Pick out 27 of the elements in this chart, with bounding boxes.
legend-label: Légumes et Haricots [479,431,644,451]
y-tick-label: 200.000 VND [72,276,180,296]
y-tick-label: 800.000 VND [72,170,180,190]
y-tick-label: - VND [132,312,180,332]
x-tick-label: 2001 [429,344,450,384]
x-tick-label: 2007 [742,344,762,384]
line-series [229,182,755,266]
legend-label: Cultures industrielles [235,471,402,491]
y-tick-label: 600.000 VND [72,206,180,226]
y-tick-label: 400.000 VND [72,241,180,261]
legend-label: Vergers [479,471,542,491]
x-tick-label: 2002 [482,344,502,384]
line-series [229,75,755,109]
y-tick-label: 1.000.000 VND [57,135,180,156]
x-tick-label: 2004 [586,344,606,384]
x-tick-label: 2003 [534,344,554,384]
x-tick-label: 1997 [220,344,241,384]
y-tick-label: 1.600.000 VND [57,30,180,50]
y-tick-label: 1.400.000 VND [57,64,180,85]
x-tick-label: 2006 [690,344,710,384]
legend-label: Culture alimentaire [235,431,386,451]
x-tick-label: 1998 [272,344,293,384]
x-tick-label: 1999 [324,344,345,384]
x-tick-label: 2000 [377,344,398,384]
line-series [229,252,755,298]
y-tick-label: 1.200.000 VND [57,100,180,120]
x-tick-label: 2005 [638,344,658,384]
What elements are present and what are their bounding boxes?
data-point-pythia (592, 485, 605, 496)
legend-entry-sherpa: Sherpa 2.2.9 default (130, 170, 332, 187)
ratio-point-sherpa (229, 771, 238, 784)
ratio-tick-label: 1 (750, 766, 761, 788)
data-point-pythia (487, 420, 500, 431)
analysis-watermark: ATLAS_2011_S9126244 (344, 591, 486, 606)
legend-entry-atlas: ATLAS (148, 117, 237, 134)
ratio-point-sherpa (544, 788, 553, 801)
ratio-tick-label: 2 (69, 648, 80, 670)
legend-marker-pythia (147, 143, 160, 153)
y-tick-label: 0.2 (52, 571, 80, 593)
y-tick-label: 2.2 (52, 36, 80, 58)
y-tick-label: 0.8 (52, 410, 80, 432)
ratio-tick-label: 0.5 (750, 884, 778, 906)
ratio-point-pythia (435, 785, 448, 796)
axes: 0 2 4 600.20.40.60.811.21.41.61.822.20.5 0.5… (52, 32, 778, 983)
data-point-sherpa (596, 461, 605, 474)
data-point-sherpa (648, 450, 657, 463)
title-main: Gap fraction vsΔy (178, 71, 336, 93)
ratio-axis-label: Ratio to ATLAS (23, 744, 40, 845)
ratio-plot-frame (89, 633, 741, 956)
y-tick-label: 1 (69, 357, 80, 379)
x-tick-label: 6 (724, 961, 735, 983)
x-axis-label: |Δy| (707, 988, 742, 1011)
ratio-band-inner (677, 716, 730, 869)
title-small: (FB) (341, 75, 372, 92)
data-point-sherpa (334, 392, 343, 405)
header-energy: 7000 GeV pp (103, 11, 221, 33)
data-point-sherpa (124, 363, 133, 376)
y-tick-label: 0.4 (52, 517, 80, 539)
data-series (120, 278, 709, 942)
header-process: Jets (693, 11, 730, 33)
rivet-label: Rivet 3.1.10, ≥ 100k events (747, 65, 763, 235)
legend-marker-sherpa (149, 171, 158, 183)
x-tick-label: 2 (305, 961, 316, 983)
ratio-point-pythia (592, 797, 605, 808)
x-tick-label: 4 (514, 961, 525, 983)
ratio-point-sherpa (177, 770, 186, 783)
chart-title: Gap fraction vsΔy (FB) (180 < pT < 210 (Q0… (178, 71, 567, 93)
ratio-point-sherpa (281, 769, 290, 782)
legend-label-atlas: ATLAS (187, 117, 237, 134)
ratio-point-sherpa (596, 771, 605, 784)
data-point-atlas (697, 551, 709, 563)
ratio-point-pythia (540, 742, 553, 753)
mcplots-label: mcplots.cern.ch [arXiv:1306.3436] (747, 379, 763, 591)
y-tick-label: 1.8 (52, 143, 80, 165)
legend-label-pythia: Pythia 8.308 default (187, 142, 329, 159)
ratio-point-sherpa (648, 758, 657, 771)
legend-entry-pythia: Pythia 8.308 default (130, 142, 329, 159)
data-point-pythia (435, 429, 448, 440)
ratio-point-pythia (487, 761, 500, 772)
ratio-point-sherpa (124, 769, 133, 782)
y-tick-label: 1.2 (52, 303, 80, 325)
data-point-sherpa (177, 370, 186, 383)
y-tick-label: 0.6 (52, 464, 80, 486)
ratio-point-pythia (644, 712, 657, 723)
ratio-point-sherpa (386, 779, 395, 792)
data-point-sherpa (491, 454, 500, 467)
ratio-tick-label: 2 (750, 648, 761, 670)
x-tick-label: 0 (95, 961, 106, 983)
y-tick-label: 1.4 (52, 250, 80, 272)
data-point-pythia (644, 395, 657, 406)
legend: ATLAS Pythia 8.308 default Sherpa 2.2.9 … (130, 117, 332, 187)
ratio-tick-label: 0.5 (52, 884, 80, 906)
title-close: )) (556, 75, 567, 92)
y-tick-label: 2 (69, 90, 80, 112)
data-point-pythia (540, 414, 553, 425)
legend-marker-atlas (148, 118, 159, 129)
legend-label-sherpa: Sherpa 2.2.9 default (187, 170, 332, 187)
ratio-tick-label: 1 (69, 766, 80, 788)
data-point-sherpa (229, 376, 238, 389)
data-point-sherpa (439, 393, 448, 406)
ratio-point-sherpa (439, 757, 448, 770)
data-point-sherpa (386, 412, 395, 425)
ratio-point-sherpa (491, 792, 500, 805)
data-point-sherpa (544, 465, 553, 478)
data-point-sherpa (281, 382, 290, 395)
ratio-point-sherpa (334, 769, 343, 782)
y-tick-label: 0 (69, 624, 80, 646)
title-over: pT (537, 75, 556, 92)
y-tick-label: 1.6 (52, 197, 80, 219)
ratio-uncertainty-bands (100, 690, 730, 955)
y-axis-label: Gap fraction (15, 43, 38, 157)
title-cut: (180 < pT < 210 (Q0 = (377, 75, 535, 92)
==*==
> [Objective]:
Copy both entries above word for word, keeping every line in the same order and form.

> [The output]:
Pick out 27 of the elements in this chart, with bounding boxes.
legend-label: Légumes et Haricots [479,431,644,451]
y-tick-label: 200.000 VND [72,276,180,296]
y-tick-label: 800.000 VND [72,170,180,190]
y-tick-label: - VND [132,312,180,332]
x-tick-label: 2001 [429,344,450,384]
x-tick-label: 2007 [742,344,762,384]
line-series [229,182,755,266]
legend-label: Cultures industrielles [235,471,402,491]
y-tick-label: 600.000 VND [72,206,180,226]
y-tick-label: 400.000 VND [72,241,180,261]
legend-label: Vergers [479,471,542,491]
x-tick-label: 2002 [482,344,502,384]
line-series [229,75,755,109]
y-tick-label: 1.000.000 VND [57,135,180,156]
x-tick-label: 2004 [586,344,606,384]
x-tick-label: 2003 [534,344,554,384]
x-tick-label: 1997 [220,344,241,384]
y-tick-label: 1.600.000 VND [57,30,180,50]
y-tick-label: 1.400.000 VND [57,64,180,85]
x-tick-label: 2006 [690,344,710,384]
legend-label: Culture alimentaire [235,431,386,451]
x-tick-label: 1998 [272,344,293,384]
x-tick-label: 1999 [324,344,345,384]
x-tick-label: 2000 [377,344,398,384]
line-series [229,252,755,298]
y-tick-label: 1.200.000 VND [57,100,180,120]
x-tick-label: 2005 [638,344,658,384]
What elements are present and what are their bounding boxes?
data-point-pythia (592, 485, 605, 496)
legend-entry-sherpa: Sherpa 2.2.9 default (130, 170, 332, 187)
ratio-point-sherpa (229, 771, 238, 784)
ratio-tick-label: 1 (750, 766, 761, 788)
data-point-pythia (487, 420, 500, 431)
analysis-watermark: ATLAS_2011_S9126244 (344, 591, 486, 606)
legend-entry-atlas: ATLAS (148, 117, 237, 134)
ratio-point-sherpa (544, 788, 553, 801)
ratio-tick-label: 2 (69, 648, 80, 670)
legend-marker-pythia (147, 143, 160, 153)
y-tick-label: 0.2 (52, 571, 80, 593)
y-tick-label: 2.2 (52, 36, 80, 58)
y-tick-label: 0.8 (52, 410, 80, 432)
ratio-tick-label: 0.5 (750, 884, 778, 906)
ratio-point-pythia (435, 785, 448, 796)
axes: 0 2 4 600.20.40.60.811.21.41.61.822.20.5 0.5… (52, 32, 778, 983)
data-point-sherpa (596, 461, 605, 474)
data-point-sherpa (648, 450, 657, 463)
title-main: Gap fraction vsΔy (178, 71, 336, 93)
ratio-axis-label: Ratio to ATLAS (23, 744, 40, 845)
ratio-plot-frame (89, 633, 741, 956)
y-tick-label: 1 (69, 357, 80, 379)
x-tick-label: 6 (724, 961, 735, 983)
x-axis-label: |Δy| (707, 988, 742, 1011)
ratio-band-inner (677, 716, 730, 869)
title-small: (FB) (341, 75, 372, 92)
data-point-sherpa (334, 392, 343, 405)
header-energy: 7000 GeV pp (103, 11, 221, 33)
data-point-sherpa (124, 363, 133, 376)
y-tick-label: 0.4 (52, 517, 80, 539)
data-series (120, 278, 709, 942)
header-process: Jets (693, 11, 730, 33)
rivet-label: Rivet 3.1.10, ≥ 100k events (747, 65, 763, 235)
legend-marker-sherpa (149, 171, 158, 183)
x-tick-label: 2 (305, 961, 316, 983)
ratio-point-pythia (592, 797, 605, 808)
x-tick-label: 4 (514, 961, 525, 983)
ratio-point-sherpa (177, 770, 186, 783)
chart-title: Gap fraction vsΔy (FB) (180 < pT < 210 (Q0… (178, 71, 567, 93)
ratio-point-sherpa (281, 769, 290, 782)
legend-label-atlas: ATLAS (187, 117, 237, 134)
ratio-point-sherpa (596, 771, 605, 784)
data-point-atlas (697, 551, 709, 563)
ratio-point-pythia (540, 742, 553, 753)
mcplots-label: mcplots.cern.ch [arXiv:1306.3436] (747, 379, 763, 591)
y-tick-label: 1.8 (52, 143, 80, 165)
legend-label-pythia: Pythia 8.308 default (187, 142, 329, 159)
ratio-point-sherpa (648, 758, 657, 771)
legend-entry-pythia: Pythia 8.308 default (130, 142, 329, 159)
data-point-pythia (435, 429, 448, 440)
ratio-point-pythia (487, 761, 500, 772)
ratio-point-sherpa (124, 769, 133, 782)
y-tick-label: 1.2 (52, 303, 80, 325)
data-point-sherpa (177, 370, 186, 383)
y-tick-label: 0.6 (52, 464, 80, 486)
ratio-point-pythia (644, 712, 657, 723)
ratio-point-sherpa (386, 779, 395, 792)
data-point-sherpa (491, 454, 500, 467)
ratio-tick-label: 2 (750, 648, 761, 670)
x-tick-label: 0 (95, 961, 106, 983)
y-tick-label: 1.4 (52, 250, 80, 272)
data-point-pythia (644, 395, 657, 406)
legend: ATLAS Pythia 8.308 default Sherpa 2.2.9 … (130, 117, 332, 187)
ratio-tick-label: 0.5 (52, 884, 80, 906)
title-close: )) (556, 75, 567, 92)
y-tick-label: 2 (69, 90, 80, 112)
data-point-pythia (540, 414, 553, 425)
legend-marker-atlas (148, 118, 159, 129)
legend-label-sherpa: Sherpa 2.2.9 default (187, 170, 332, 187)
ratio-tick-label: 1 (69, 766, 80, 788)
data-point-sherpa (229, 376, 238, 389)
data-point-sherpa (439, 393, 448, 406)
ratio-point-sherpa (439, 757, 448, 770)
data-point-sherpa (386, 412, 395, 425)
ratio-point-sherpa (491, 792, 500, 805)
data-point-sherpa (544, 465, 553, 478)
data-point-sherpa (281, 382, 290, 395)
ratio-point-sherpa (334, 769, 343, 782)
y-tick-label: 0 (69, 624, 80, 646)
title-over: pT (537, 75, 556, 92)
y-tick-label: 1.6 (52, 197, 80, 219)
ratio-uncertainty-bands (100, 690, 730, 955)
y-axis-label: Gap fraction (15, 43, 38, 157)
title-cut: (180 < pT < 210 (Q0 = (377, 75, 535, 92)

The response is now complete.